— Start of Data shown —

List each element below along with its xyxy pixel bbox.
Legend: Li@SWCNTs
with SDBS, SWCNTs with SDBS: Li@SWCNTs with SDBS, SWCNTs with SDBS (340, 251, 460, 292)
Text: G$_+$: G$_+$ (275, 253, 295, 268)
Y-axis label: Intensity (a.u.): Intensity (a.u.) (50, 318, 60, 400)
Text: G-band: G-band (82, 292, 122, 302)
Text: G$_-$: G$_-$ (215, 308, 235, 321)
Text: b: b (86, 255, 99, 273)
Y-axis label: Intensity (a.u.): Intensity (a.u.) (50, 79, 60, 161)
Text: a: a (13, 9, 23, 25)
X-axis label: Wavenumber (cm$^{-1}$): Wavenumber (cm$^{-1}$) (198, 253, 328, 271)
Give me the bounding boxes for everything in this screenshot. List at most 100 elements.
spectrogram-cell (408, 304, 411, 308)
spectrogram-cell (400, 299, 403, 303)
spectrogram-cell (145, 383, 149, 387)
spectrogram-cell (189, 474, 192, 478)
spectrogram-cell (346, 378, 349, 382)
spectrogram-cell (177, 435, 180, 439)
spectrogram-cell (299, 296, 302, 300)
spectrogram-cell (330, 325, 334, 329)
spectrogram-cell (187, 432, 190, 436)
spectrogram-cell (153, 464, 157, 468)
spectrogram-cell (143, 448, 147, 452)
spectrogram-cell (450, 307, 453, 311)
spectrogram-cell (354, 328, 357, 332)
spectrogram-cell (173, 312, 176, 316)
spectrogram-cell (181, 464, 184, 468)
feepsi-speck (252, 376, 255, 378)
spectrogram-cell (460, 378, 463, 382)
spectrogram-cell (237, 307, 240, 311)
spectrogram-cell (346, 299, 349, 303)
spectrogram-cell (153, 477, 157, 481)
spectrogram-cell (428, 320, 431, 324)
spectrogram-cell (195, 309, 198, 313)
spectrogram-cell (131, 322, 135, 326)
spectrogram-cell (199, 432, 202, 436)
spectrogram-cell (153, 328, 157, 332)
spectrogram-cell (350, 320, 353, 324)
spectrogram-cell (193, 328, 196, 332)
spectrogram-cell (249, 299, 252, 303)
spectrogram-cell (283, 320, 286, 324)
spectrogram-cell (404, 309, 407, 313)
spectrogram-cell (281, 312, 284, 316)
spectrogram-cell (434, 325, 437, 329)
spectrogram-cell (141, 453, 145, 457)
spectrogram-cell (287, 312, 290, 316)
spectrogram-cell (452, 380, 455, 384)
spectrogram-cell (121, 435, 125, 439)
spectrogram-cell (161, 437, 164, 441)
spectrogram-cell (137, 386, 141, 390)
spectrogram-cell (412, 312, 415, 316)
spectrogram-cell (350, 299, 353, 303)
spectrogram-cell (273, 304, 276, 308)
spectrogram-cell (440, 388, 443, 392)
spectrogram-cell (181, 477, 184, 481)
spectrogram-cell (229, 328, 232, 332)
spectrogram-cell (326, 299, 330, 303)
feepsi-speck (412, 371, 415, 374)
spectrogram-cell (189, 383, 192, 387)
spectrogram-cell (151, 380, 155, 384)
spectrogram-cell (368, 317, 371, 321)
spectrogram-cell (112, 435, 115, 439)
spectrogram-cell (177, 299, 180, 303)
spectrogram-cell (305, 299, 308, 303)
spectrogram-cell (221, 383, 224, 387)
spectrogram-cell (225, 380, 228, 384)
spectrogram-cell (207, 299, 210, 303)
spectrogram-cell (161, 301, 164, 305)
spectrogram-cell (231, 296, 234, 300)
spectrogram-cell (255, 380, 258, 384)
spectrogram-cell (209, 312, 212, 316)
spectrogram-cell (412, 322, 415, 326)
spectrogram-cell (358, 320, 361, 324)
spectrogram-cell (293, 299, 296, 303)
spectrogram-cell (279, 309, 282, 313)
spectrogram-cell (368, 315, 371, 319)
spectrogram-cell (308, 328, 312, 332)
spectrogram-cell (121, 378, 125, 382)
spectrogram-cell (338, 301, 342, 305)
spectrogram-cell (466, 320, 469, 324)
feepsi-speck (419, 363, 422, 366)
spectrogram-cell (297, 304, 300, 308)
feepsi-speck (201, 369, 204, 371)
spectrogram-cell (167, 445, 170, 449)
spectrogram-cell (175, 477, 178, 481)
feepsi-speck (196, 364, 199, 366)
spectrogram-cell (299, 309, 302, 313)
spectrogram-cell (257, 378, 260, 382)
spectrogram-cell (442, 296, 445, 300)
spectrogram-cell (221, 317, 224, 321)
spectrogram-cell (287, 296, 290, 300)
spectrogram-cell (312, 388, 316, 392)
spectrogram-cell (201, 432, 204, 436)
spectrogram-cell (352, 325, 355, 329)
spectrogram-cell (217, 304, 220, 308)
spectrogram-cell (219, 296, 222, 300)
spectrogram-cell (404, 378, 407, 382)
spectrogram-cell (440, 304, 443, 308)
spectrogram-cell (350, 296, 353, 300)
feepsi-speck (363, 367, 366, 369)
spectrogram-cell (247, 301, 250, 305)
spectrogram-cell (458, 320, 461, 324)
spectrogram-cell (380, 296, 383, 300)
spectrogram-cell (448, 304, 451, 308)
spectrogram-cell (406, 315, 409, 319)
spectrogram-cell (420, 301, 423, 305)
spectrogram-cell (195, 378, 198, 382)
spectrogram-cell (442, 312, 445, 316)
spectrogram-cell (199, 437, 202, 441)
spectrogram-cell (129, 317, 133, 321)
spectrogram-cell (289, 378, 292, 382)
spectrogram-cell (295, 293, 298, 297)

— End of Data shown —

Written request: Filter the data above down to only those lines that contain the string "axis", and copy each of them in full.

Answer for this exercise:
Y-axis label: Intensity (a.u.): Intensity (a.u.) (50, 318, 60, 400)
Y-axis label: Intensity (a.u.): Intensity (a.u.) (50, 79, 60, 161)
X-axis label: Wavenumber (cm$^{-1}$): Wavenumber (cm$^{-1}$) (198, 253, 328, 271)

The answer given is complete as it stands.